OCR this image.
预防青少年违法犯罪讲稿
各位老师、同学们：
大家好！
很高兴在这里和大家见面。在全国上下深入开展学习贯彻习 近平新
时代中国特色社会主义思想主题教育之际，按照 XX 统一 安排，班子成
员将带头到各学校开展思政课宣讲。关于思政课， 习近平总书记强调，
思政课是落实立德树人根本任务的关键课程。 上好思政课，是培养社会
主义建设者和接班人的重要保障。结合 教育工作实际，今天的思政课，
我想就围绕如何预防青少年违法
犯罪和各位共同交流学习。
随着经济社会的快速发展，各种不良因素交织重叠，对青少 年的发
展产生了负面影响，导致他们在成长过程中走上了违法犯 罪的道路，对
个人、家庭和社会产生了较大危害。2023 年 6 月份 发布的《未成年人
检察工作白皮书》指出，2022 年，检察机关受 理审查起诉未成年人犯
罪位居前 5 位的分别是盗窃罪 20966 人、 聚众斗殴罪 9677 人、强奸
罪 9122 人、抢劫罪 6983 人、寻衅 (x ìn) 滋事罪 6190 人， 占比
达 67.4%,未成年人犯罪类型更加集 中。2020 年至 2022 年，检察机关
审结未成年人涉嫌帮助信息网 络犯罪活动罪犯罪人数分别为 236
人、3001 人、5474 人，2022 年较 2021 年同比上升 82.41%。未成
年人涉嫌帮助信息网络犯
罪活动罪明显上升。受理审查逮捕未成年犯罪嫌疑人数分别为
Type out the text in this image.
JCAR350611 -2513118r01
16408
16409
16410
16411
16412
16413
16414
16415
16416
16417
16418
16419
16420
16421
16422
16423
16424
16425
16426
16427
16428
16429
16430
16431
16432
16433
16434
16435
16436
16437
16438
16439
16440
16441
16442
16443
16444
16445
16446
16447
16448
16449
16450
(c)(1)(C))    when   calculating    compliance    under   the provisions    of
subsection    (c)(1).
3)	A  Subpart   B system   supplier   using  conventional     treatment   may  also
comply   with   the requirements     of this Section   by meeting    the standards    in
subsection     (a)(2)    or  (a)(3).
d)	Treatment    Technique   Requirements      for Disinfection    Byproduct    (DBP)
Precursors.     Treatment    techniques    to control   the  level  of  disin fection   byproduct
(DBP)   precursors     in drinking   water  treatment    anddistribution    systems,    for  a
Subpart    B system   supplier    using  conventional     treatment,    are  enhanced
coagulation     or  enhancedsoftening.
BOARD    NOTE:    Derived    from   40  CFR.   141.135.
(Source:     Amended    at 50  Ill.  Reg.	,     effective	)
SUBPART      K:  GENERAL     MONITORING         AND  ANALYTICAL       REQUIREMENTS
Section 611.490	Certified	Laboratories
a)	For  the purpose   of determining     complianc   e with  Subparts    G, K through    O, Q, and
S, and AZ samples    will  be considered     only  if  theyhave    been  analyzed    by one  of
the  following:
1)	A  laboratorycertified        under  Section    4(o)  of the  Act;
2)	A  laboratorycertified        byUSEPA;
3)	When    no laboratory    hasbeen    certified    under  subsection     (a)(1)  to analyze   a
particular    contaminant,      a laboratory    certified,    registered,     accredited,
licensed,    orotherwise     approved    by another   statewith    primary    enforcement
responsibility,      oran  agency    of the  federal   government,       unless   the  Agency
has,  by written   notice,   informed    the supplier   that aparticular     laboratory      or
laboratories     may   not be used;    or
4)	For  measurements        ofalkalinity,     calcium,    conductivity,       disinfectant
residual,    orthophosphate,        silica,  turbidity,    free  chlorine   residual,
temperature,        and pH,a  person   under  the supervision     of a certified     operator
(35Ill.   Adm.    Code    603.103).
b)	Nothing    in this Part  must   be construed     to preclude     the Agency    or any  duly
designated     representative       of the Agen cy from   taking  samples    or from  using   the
= = =
→ **Stated problem**
List the lines that contain the word "Agency".

→ **Exercise solution**
responsibility,      oran  agency    of the  federal   government,       unless   the  Agency
b)	Nothing    in this Part  must   be construed     to preclude     the Agency    or any  duly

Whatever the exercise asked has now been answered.